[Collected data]
[start]

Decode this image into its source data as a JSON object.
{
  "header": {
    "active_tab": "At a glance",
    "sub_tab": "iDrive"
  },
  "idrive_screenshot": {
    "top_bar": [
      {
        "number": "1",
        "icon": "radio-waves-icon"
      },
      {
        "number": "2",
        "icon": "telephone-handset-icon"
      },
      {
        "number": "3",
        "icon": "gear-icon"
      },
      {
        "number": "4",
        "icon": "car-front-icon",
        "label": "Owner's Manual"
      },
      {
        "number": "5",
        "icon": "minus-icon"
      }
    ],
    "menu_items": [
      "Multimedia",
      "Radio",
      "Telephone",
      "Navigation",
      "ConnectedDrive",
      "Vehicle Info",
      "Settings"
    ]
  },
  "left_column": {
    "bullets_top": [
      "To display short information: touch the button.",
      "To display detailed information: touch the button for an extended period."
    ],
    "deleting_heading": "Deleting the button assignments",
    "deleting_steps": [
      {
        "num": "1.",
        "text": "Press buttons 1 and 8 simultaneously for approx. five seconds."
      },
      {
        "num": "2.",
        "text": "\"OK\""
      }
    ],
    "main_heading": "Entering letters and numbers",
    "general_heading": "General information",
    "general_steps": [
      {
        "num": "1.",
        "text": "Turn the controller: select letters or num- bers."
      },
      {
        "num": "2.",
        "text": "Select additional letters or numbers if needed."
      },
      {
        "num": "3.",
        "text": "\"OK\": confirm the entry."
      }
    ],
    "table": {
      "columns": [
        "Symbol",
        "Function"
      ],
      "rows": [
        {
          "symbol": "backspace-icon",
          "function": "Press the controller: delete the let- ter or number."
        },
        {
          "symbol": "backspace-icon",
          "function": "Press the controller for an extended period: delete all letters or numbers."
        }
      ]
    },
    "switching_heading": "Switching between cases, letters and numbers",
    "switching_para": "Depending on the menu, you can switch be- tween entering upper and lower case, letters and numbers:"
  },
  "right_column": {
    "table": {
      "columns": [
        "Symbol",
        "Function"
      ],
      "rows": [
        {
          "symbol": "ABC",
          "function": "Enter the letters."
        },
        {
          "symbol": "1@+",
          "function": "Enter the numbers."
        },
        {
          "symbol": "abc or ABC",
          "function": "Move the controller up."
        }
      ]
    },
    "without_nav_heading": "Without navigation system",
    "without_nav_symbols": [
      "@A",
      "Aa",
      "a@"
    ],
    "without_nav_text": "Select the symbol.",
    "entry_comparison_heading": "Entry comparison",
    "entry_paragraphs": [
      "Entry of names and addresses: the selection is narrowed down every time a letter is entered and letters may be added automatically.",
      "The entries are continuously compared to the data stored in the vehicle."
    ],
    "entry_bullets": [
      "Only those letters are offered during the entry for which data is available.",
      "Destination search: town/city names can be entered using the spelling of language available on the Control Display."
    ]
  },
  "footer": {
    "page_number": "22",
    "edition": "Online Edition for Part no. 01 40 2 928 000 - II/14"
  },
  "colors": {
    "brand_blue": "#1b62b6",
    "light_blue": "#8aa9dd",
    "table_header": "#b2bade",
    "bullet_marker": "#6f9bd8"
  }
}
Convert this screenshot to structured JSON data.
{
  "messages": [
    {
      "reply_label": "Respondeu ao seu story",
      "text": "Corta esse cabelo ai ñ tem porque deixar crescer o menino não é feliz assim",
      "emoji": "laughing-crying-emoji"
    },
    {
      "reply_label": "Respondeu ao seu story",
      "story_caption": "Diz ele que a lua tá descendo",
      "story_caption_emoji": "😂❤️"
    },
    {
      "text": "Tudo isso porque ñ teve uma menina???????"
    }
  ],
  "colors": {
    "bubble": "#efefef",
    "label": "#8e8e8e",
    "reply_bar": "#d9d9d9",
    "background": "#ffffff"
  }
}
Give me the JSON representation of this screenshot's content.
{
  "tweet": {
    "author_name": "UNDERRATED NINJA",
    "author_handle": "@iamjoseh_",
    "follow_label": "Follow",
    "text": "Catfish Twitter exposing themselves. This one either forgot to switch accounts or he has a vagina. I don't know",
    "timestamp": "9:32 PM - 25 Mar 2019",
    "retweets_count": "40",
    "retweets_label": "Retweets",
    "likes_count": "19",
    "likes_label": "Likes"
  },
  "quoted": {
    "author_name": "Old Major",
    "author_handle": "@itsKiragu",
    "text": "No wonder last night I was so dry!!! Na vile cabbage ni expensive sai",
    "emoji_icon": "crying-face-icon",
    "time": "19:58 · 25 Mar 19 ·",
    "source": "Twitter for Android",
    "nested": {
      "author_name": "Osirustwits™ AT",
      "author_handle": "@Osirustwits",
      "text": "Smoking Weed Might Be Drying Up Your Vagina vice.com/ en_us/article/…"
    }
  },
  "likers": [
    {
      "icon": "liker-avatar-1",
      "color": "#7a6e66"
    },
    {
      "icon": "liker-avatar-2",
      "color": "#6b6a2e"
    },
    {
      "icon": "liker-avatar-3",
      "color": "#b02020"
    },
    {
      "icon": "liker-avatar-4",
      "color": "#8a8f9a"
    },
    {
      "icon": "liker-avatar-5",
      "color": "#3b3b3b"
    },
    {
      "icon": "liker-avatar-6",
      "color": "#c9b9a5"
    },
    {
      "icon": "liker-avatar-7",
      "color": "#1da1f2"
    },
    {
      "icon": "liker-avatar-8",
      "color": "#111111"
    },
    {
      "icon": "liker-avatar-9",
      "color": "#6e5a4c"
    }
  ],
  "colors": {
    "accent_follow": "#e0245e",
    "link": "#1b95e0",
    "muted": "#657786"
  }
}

[end]

WHAT THE TASK ASKS: Repeat the lines above exactly.

SOLUTION:
Decode this image into its source data as a JSON object.
{
  "header": {
    "active_tab": "At a glance",
    "sub_tab": "iDrive"
  },
  "idrive_screenshot": {
    "top_bar": [
      {
        "number": "1",
        "icon": "radio-waves-icon"
      },
      {
        "number": "2",
        "icon": "telephone-handset-icon"
      },
      {
        "number": "3",
        "icon": "gear-icon"
      },
      {
        "number": "4",
        "icon": "car-front-icon",
        "label": "Owner's Manual"
      },
      {
        "number": "5",
        "icon": "minus-icon"
      }
    ],
    "menu_items": [
      "Multimedia",
      "Radio",
      "Telephone",
      "Navigation",
      "ConnectedDrive",
      "Vehicle Info",
      "Settings"
    ]
  },
  "left_column": {
    "bullets_top": [
      "To display short information: touch the button.",
      "To display detailed information: touch the button for an extended period."
    ],
    "deleting_heading": "Deleting the button assignments",
    "deleting_steps": [
      {
        "num": "1.",
        "text": "Press buttons 1 and 8 simultaneously for approx. five seconds."
      },
      {
        "num": "2.",
        "text": "\"OK\""
      }
    ],
    "main_heading": "Entering letters and numbers",
    "general_heading": "General information",
    "general_steps": [
      {
        "num": "1.",
        "text": "Turn the controller: select letters or num- bers."
      },
      {
        "num": "2.",
        "text": "Select additional letters or numbers if needed."
      },
      {
        "num": "3.",
        "text": "\"OK\": confirm the entry."
      }
    ],
    "table": {
      "columns": [
        "Symbol",
        "Function"
      ],
      "rows": [
        {
          "symbol": "backspace-icon",
          "function": "Press the controller: delete the let- ter or number."
        },
        {
          "symbol": "backspace-icon",
          "function": "Press the controller for an extended period: delete all letters or numbers."
        }
      ]
    },
    "switching_heading": "Switching between cases, letters and numbers",
    "switching_para": "Depending on the menu, you can switch be- tween entering upper and lower case, letters and numbers:"
  },
  "right_column": {
    "table": {
      "columns": [
        "Symbol",
        "Function"
      ],
      "rows": [
        {
          "symbol": "ABC",
          "function": "Enter the letters."
        },
        {
          "symbol": "1@+",
          "function": "Enter the numbers."
        },
        {
          "symbol": "abc or ABC",
          "function": "Move the controller up."
        }
      ]
    },
    "without_nav_heading": "Without navigation system",
    "without_nav_symbols": [
      "@A",
      "Aa",
      "a@"
    ],
    "without_nav_text": "Select the symbol.",
    "entry_comparison_heading": "Entry comparison",
    "entry_paragraphs": [
      "Entry of names and addresses: the selection is narrowed down every time a letter is entered and letters may be added automatically.",
      "The entries are continuously compared to the data stored in the vehicle."
    ],
    "entry_bullets": [
      "Only those letters are offered during the entry for which data is available.",
      "Destination search: town/city names can be entered using the spelling of language available on the Control Display."
    ]
  },
  "footer": {
    "page_number": "22",
    "edition": "Online Edition for Part no. 01 40 2 928 000 - II/14"
  },
  "colors": {
    "brand_blue": "#1b62b6",
    "light_blue": "#8aa9dd",
    "table_header": "#b2bade",
    "bullet_marker": "#6f9bd8"
  }
}
Convert this screenshot to structured JSON data.
{
  "messages": [
    {
      "reply_label": "Respondeu ao seu story",
      "text": "Corta esse cabelo ai ñ tem porque deixar crescer o menino não é feliz assim",
      "emoji": "laughing-crying-emoji"
    },
    {
      "reply_label": "Respondeu ao seu story",
      "story_caption": "Diz ele que a lua tá descendo",
      "story_caption_emoji": "😂❤️"
    },
    {
      "text": "Tudo isso porque ñ teve uma menina???????"
    }
  ],
  "colors": {
    "bubble": "#efefef",
    "label": "#8e8e8e",
    "reply_bar": "#d9d9d9",
    "background": "#ffffff"
  }
}
Give me the JSON representation of this screenshot's content.
{
  "tweet": {
    "author_name": "UNDERRATED NINJA",
    "author_handle": "@iamjoseh_",
    "follow_label": "Follow",
    "text": "Catfish Twitter exposing themselves. This one either forgot to switch accounts or he has a vagina. I don't know",
    "timestamp": "9:32 PM - 25 Mar 2019",
    "retweets_count": "40",
    "retweets_label": "Retweets",
    "likes_count": "19",
    "likes_label": "Likes"
  },
  "quoted": {
    "author_name": "Old Major",
    "author_handle": "@itsKiragu",
    "text": "No wonder last night I was so dry!!! Na vile cabbage ni expensive sai",
    "emoji_icon": "crying-face-icon",
    "time": "19:58 · 25 Mar 19 ·",
    "source": "Twitter for Android",
    "nested": {
      "author_name": "Osirustwits™ AT",
      "author_handle": "@Osirustwits",
      "text": "Smoking Weed Might Be Drying Up Your Vagina vice.com/ en_us/article/…"
    }
  },
  "likers": [
    {
      "icon": "liker-avatar-1",
      "color": "#7a6e66"
    },
    {
      "icon": "liker-avatar-2",
      "color": "#6b6a2e"
    },
    {
      "icon": "liker-avatar-3",
      "color": "#b02020"
    },
    {
      "icon": "liker-avatar-4",
      "color": "#8a8f9a"
    },
    {
      "icon": "liker-avatar-5",
      "color": "#3b3b3b"
    },
    {
      "icon": "liker-avatar-6",
      "color": "#c9b9a5"
    },
    {
      "icon": "liker-avatar-7",
      "color": "#1da1f2"
    },
    {
      "icon": "liker-avatar-8",
      "color": "#111111"
    },
    {
      "icon": "liker-avatar-9",
      "color": "#6e5a4c"
    }
  ],
  "colors": {
    "accent_follow": "#e0245e",
    "link": "#1b95e0",
    "muted": "#657786"
  }
}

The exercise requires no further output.